> **Dataset records**:
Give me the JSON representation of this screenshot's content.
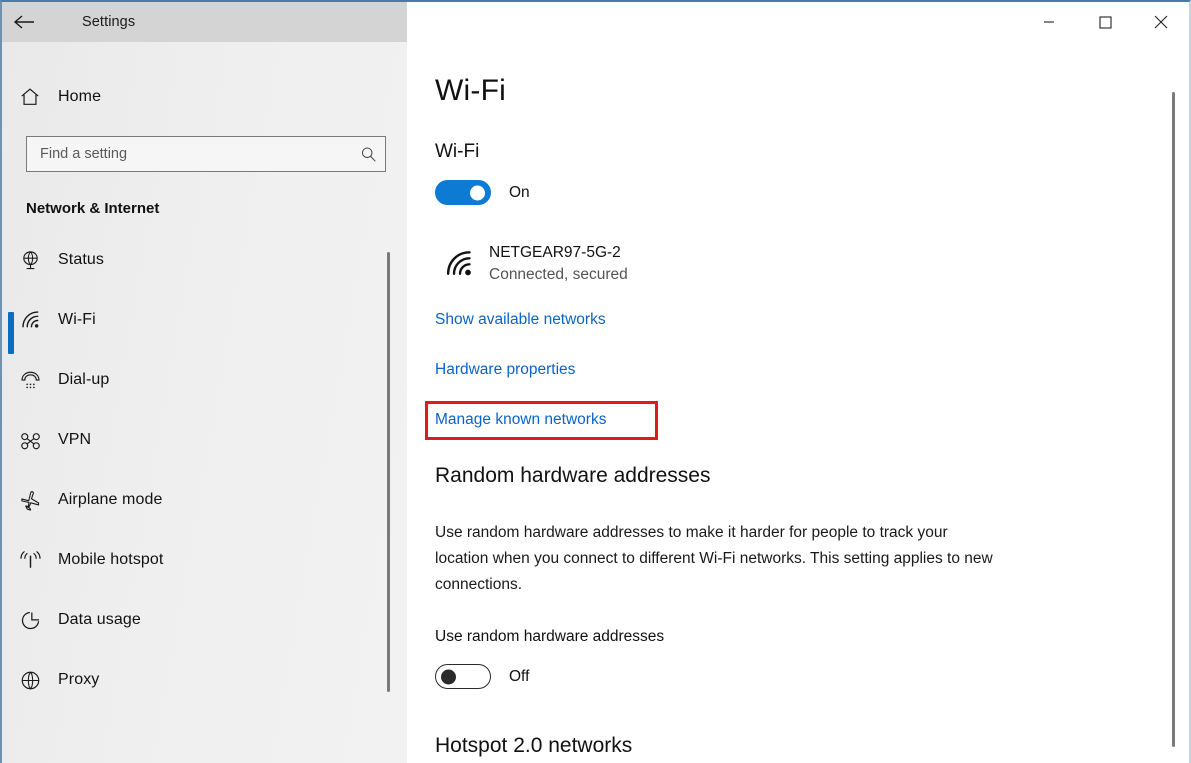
{
  "window": {
    "title": "Settings",
    "back_icon": "back-arrow-icon",
    "controls": {
      "minimize": "minimize-icon",
      "maximize": "maximize-icon",
      "close": "close-icon"
    }
  },
  "sidebar": {
    "home": {
      "label": "Home",
      "icon": "home-icon"
    },
    "search": {
      "placeholder": "Find a setting",
      "value": "",
      "icon": "search-icon"
    },
    "group_title": "Network & Internet",
    "items": [
      {
        "label": "Status",
        "icon": "globe-icon",
        "selected": false
      },
      {
        "label": "Wi-Fi",
        "icon": "wifi-icon",
        "selected": true
      },
      {
        "label": "Dial-up",
        "icon": "phone-handset-icon",
        "selected": false
      },
      {
        "label": "VPN",
        "icon": "vpn-key-icon",
        "selected": false
      },
      {
        "label": "Airplane mode",
        "icon": "airplane-icon",
        "selected": false
      },
      {
        "label": "Mobile hotspot",
        "icon": "hotspot-icon",
        "selected": false
      },
      {
        "label": "Data usage",
        "icon": "pie-chart-icon",
        "selected": false
      },
      {
        "label": "Proxy",
        "icon": "globe-grid-icon",
        "selected": false
      }
    ]
  },
  "content": {
    "page_title": "Wi-Fi",
    "wifi_section_label": "Wi-Fi",
    "wifi_toggle": {
      "state": "On",
      "on": true
    },
    "network": {
      "name": "NETGEAR97-5G-2",
      "status": "Connected, secured",
      "icon": "wifi-signal-icon"
    },
    "links": [
      {
        "label": "Show available networks",
        "highlighted": false
      },
      {
        "label": "Hardware properties",
        "highlighted": false
      },
      {
        "label": "Manage known networks",
        "highlighted": true
      }
    ],
    "random_hardware": {
      "title": "Random hardware addresses",
      "description": "Use random hardware addresses to make it harder for people to track your location when you connect to different Wi-Fi networks. This setting applies to new connections.",
      "toggle_label": "Use random hardware addresses",
      "toggle": {
        "state": "Off",
        "on": false
      }
    },
    "hotspot_title": "Hotspot 2.0 networks"
  },
  "colors": {
    "accent_blue": "#0d7bd4",
    "link_blue": "#0a63c9",
    "selection_blue": "#0a6cc4",
    "highlight_red": "#e11b1b",
    "sidebar_bg": "#efefef",
    "titlebar_bg": "#d4d4d4"
  }
}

> **Set exercise**: Pictures in the data above should not be copied; transcribe everything else exactly.

> **Full solution**:
Give me the JSON representation of this screenshot's content.
{
  "window": {
    "title": "Settings",
    "back_icon": "back-arrow-icon",
    "controls": {
      "minimize": "minimize-icon",
      "maximize": "maximize-icon",
      "close": "close-icon"
    }
  },
  "sidebar": {
    "home": {
      "label": "Home",
      "icon": "home-icon"
    },
    "search": {
      "placeholder": "Find a setting",
      "value": "",
      "icon": "search-icon"
    },
    "group_title": "Network & Internet",
    "items": [
      {
        "label": "Status",
        "icon": "globe-icon",
        "selected": false
      },
      {
        "label": "Wi-Fi",
        "icon": "wifi-icon",
        "selected": true
      },
      {
        "label": "Dial-up",
        "icon": "phone-handset-icon",
        "selected": false
      },
      {
        "label": "VPN",
        "icon": "vpn-key-icon",
        "selected": false
      },
      {
        "label": "Airplane mode",
        "icon": "airplane-icon",
        "selected": false
      },
      {
        "label": "Mobile hotspot",
        "icon": "hotspot-icon",
        "selected": false
      },
      {
        "label": "Data usage",
        "icon": "pie-chart-icon",
        "selected": false
      },
      {
        "label": "Proxy",
        "icon": "globe-grid-icon",
        "selected": false
      }
    ]
  },
  "content": {
    "page_title": "Wi-Fi",
    "wifi_section_label": "Wi-Fi",
    "wifi_toggle": {
      "state": "On",
      "on": true
    },
    "network": {
      "name": "NETGEAR97-5G-2",
      "status": "Connected, secured",
      "icon": "wifi-signal-icon"
    },
    "links": [
      {
        "label": "Show available networks",
        "highlighted": false
      },
      {
        "label": "Hardware properties",
        "highlighted": false
      },
      {
        "label": "Manage known networks",
        "highlighted": true
      }
    ],
    "random_hardware": {
      "title": "Random hardware addresses",
      "description": "Use random hardware addresses to make it harder for people to track your location when you connect to different Wi-Fi networks. This setting applies to new connections.",
      "toggle_label": "Use random hardware addresses",
      "toggle": {
        "state": "Off",
        "on": false
      }
    },
    "hotspot_title": "Hotspot 2.0 networks"
  },
  "colors": {
    "accent_blue": "#0d7bd4",
    "link_blue": "#0a63c9",
    "selection_blue": "#0a6cc4",
    "highlight_red": "#e11b1b",
    "sidebar_bg": "#efefef",
    "titlebar_bg": "#d4d4d4"
  }
}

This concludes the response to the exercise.